Excerto para ler ▸
BioNOW! #29 – O doce sabor da Era Nuclear

Por Eduardo Carvalho em

BioNOW! #29 - O doce sabor da Era Nuclear

Se com grandes poderes vêm grandes responsabilidades, não há maior responsabilidade que a preservação da espécie humana, agora que temos o poder de a destruir. A fissão nuclear foi indubitavelmente um dos marcos tecnológicos mais impactantes do século XX, não só pelo potencial e real sofrimento infligido por motivações bélicas, como também pelas drásticas consequências do erro humano na revolução energética do átomo.

O período pós-segunda guerra mundial foi pautado por uma tensão de dimensões intercontinentais, tendo sido testadas centenas de ogivas nucleares. Estas manifestações de poder, e sobretudo desconfiança, foram responsáveis pela libertação de vários radioisótopos – entre os quais, o radiocésio, 137Cs – para a atmosfera, e que sujeitos às correntes de ar foram dispersados por todo o globo.

Listagem ▸
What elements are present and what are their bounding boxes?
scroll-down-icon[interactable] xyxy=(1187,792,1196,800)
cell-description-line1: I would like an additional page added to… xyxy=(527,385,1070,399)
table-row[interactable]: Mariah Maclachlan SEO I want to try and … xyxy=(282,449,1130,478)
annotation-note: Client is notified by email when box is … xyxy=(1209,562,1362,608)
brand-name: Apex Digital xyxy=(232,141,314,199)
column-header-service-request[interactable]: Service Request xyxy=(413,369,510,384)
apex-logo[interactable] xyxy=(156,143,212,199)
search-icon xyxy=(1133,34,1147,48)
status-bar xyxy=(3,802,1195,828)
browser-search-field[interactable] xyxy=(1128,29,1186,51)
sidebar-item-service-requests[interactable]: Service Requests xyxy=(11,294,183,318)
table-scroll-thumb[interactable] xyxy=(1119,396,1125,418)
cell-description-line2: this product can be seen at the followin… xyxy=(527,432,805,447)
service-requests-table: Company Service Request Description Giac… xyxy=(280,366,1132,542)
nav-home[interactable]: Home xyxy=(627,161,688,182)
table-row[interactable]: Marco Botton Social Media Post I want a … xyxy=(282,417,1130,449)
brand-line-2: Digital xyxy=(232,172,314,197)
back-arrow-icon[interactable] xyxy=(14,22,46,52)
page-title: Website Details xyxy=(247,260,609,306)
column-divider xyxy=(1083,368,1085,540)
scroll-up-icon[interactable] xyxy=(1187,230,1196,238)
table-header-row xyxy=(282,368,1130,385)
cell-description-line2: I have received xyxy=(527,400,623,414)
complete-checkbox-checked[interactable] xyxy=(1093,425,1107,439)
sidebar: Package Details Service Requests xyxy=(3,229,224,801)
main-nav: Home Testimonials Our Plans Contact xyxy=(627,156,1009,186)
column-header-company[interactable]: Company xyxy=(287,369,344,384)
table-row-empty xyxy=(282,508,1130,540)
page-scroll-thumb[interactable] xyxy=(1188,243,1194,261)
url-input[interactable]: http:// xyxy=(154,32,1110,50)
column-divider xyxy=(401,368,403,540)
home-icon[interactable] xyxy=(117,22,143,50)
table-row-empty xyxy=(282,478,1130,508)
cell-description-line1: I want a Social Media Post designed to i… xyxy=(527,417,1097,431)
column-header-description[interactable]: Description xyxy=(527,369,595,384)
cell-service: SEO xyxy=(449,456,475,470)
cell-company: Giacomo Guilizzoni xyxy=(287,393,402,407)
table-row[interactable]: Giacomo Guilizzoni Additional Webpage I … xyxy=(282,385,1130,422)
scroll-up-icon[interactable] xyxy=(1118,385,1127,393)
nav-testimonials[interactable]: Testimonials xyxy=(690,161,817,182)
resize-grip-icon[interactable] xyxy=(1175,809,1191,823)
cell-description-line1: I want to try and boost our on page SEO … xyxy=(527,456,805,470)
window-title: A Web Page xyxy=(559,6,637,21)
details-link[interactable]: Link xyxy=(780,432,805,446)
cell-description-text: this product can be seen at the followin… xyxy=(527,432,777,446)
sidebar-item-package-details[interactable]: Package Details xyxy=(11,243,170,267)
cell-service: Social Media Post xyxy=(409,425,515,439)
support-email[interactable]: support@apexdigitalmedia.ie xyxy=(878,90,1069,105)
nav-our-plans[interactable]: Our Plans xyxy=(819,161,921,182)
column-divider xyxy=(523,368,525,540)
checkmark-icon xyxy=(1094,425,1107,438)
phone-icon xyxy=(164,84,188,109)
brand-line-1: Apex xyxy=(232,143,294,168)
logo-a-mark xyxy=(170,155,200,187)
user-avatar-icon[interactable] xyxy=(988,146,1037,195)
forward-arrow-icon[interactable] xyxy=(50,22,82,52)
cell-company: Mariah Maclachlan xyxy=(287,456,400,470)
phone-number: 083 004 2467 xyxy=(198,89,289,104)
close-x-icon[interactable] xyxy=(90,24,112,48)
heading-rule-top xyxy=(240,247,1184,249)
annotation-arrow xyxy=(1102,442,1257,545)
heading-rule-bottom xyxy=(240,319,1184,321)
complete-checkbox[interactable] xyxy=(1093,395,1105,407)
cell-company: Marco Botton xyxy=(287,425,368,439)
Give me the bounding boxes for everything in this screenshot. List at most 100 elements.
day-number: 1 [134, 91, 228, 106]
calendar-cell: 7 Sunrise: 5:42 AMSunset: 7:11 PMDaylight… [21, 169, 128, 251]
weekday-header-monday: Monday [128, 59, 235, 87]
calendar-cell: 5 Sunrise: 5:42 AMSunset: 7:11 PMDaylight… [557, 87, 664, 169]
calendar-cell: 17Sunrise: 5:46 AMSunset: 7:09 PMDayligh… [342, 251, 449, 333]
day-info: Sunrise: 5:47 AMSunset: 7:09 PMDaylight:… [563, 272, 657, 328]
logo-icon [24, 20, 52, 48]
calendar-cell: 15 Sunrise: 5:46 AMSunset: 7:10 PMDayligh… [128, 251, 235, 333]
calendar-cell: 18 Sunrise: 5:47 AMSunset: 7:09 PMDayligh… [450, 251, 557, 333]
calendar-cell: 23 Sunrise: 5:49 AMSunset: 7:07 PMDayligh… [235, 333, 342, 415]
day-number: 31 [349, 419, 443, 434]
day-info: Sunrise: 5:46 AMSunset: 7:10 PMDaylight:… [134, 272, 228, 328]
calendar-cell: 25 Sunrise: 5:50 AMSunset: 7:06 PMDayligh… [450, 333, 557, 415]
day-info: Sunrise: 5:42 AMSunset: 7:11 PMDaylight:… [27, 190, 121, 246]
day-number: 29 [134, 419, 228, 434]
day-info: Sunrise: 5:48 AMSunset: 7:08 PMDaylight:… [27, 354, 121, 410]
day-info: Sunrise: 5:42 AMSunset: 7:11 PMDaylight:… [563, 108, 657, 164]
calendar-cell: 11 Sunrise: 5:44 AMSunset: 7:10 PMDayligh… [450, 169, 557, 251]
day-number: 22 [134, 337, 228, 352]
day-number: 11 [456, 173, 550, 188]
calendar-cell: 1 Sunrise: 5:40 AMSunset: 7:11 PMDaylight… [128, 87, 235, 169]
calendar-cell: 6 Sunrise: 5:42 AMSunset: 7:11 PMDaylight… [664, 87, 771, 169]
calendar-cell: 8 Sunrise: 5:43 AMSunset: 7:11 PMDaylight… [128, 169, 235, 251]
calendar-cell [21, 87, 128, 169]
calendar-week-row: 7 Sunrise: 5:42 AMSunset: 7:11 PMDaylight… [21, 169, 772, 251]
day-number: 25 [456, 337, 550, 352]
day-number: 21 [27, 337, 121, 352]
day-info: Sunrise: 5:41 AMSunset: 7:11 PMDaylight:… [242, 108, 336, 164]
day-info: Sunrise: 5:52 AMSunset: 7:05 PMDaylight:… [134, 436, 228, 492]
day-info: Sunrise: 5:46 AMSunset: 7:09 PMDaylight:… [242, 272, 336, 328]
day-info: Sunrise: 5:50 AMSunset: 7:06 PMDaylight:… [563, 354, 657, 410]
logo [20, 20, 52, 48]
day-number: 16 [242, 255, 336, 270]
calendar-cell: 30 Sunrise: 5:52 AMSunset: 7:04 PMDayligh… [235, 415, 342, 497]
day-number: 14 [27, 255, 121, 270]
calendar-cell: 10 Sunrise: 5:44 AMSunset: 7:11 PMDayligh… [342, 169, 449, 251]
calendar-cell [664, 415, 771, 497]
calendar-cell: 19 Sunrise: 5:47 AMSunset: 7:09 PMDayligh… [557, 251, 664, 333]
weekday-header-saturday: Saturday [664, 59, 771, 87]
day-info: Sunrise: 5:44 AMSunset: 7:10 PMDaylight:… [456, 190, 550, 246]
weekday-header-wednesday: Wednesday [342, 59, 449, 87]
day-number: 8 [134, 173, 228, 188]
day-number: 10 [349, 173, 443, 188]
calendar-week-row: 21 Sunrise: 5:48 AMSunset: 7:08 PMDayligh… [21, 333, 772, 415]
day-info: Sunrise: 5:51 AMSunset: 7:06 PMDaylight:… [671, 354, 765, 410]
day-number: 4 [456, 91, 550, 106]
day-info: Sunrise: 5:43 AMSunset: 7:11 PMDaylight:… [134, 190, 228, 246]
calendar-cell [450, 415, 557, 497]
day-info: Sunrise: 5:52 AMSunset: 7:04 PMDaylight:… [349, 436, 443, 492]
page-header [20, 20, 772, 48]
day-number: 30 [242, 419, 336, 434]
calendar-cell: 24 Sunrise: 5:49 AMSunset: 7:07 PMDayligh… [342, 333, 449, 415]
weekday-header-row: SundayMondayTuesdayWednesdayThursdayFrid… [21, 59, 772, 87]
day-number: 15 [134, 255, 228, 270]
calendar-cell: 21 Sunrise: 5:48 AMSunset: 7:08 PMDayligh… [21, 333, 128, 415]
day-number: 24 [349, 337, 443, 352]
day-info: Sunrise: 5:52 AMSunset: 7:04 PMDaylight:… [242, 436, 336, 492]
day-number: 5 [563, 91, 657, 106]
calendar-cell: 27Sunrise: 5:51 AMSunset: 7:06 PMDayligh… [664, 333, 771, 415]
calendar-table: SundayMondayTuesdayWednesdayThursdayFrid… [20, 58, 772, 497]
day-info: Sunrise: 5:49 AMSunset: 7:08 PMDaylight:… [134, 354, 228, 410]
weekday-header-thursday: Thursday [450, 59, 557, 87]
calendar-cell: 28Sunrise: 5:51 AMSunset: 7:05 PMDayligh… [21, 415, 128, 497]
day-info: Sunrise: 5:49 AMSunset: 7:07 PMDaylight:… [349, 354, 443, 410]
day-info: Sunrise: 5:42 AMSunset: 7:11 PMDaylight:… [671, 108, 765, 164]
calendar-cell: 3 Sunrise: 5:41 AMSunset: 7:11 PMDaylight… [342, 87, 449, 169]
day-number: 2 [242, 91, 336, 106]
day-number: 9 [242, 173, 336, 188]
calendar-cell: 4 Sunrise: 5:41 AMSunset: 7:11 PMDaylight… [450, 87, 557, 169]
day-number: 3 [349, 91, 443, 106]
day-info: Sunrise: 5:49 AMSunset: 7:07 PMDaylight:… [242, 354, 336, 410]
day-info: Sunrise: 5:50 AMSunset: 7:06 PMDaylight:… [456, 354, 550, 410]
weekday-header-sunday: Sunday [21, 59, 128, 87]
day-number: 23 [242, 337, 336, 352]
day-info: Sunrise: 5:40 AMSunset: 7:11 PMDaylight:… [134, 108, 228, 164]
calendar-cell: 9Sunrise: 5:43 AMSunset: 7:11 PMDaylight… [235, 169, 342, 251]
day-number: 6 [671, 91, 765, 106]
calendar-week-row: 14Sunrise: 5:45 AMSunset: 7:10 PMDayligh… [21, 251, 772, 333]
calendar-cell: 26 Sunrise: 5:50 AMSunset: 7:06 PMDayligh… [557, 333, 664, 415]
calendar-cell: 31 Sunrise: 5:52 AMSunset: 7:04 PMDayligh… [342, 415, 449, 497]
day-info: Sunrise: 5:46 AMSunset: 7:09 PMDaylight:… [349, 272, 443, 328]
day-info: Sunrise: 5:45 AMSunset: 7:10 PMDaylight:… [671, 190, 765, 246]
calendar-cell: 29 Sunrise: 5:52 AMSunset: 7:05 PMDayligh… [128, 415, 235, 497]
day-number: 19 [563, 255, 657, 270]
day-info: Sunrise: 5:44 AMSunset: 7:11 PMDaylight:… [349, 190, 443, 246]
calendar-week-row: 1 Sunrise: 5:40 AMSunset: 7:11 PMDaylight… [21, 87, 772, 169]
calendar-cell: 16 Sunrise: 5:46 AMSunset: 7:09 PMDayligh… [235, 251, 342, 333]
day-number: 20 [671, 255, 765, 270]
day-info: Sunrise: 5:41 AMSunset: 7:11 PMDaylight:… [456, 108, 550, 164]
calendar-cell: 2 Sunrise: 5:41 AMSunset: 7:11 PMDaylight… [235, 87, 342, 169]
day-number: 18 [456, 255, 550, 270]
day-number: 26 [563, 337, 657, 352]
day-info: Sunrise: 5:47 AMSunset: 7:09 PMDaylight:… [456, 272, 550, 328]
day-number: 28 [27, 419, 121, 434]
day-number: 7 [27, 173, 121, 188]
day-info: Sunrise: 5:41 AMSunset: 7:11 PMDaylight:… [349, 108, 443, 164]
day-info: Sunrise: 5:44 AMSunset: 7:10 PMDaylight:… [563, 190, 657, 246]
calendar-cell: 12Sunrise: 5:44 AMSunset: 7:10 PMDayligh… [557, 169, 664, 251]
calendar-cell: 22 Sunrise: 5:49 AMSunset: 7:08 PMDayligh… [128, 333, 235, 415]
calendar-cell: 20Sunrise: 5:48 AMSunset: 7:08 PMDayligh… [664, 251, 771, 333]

Tarefas do exercício ▸
1. No excerto sobre a Era Nuclear, que radioisótopo aparece como exemplo dos que foram libertados para a atmosfera?
2. Prossiga o excerto sobre a Era Nuclear a partir do ponto em que termina.

Respostas finais ▸
1. O radiocésio, 137Cs.

2.
O 137Cs tem uma meia-vida de aproximadamente 30 anos e é solúvel em água. Dado que muitos destes radioisótopos continuam por decair passados quase 70 anos, os investigadores têm procurado perceber onde é que se tendem a armazenar e o seu potencial impacto nos ecossistemas. Ora, estudos comparativos quanto à atividade de 137Cs em diversos produtos de origem natural apontam o mel como um dos maiores armazenadores do radioisótopo.

Num recente artigo publicado na Nature Communications, um grupo de investigadores estudou a presença de 137Cs no mel da costa leste dos E.U.A., a qual se encontra a milhares de quilómetros da detonação mais próxima. Os investigadores recolheram amostras de mais de uma centena de locais e testaram-nos quanto à presença do radioisótopo. Para além disso, e recorrendo a registos históricos da atividade de 137Cs noutros produtos, tentaram reconstruir os níveis de radioatividade no mel ao longo destas últimas décadas e perceber os seus efeitos nas abelhas.

Em 68 das amostras detetaram níveis acima dos 0.03 becquerels (desintegrações nucleares por segundo) por quilograma – o que se traduz em cerca de 870,000 átomos por colher – sendo o valor máximo registado de 19.1 becquerels por quilograma, na Flórida. Note-se que este valor se encontra substancialmente abaixo do limite diário de consumo máximo de 50-100 becquerels por quilograma, imposto por muitos países.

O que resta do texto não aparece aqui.